• _Description of the task_
In the entries that follow, count each line containing "tide" and state the total, nothing more.

Data entries for graphics
+ + + + +
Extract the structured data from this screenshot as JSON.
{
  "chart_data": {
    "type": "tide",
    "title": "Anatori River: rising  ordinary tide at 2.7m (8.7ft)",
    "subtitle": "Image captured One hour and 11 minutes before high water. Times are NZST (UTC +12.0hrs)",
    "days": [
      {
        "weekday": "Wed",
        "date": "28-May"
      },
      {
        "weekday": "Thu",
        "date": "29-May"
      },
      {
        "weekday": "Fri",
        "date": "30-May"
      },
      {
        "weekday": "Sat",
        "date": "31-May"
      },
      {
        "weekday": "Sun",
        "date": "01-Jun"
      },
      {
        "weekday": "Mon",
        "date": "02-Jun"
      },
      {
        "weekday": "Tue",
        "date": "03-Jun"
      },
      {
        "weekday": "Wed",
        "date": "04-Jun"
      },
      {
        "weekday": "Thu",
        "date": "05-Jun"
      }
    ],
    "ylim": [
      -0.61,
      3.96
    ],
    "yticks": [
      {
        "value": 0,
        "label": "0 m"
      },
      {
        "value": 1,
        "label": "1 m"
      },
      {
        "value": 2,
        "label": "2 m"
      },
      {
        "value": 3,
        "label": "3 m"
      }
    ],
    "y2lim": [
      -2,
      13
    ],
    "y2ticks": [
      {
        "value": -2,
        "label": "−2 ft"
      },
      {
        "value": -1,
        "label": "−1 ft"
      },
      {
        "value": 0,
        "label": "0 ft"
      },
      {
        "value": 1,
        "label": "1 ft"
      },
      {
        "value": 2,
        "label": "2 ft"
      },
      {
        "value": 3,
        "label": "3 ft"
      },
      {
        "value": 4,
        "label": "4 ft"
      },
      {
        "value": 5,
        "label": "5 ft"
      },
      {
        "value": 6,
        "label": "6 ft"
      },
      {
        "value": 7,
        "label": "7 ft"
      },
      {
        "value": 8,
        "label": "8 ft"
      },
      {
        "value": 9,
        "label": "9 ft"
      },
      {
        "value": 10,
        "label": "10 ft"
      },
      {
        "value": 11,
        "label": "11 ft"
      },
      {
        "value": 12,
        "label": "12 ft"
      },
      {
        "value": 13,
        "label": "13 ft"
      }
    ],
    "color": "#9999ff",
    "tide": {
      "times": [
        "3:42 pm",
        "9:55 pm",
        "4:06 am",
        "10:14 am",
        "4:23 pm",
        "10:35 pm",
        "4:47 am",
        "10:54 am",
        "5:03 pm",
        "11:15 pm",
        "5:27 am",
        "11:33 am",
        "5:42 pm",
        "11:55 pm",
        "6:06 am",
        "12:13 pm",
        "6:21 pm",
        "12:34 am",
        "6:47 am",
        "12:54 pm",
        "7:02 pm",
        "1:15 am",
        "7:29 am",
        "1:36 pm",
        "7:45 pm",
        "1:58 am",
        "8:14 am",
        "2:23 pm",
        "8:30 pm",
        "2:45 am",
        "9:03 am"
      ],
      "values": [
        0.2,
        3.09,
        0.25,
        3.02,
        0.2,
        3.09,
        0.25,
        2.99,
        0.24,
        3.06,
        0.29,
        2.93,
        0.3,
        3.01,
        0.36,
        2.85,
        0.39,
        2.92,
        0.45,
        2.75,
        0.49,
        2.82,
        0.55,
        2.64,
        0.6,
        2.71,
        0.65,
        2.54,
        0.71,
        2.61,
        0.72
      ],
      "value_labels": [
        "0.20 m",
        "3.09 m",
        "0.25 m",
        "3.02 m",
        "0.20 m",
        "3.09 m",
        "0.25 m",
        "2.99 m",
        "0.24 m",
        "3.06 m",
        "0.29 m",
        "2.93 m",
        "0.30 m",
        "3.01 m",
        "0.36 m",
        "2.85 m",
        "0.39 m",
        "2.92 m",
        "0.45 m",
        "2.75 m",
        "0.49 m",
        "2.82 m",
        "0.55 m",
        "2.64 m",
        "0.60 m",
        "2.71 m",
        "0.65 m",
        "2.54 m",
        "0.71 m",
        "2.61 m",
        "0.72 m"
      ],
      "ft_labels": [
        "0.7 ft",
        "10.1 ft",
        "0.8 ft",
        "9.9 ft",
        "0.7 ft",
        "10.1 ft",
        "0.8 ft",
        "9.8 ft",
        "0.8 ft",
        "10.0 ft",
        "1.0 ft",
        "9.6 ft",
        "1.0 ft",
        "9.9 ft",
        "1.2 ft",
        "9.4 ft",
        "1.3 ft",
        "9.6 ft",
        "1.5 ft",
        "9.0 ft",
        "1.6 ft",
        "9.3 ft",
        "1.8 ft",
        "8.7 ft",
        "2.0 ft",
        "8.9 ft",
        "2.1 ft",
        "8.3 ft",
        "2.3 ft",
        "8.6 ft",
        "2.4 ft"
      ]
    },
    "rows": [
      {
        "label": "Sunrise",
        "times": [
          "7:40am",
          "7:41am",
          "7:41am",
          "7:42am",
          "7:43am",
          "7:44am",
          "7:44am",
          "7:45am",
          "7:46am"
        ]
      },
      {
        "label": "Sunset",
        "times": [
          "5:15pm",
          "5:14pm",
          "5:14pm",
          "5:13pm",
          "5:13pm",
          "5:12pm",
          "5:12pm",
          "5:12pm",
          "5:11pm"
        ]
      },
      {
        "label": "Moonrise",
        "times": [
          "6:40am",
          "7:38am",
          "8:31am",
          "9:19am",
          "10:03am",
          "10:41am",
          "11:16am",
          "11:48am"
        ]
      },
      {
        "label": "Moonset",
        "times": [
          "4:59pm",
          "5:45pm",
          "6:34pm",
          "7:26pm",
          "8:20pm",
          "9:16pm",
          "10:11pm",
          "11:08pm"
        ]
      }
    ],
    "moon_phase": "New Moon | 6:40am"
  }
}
+ + + + +
• _Solution_
3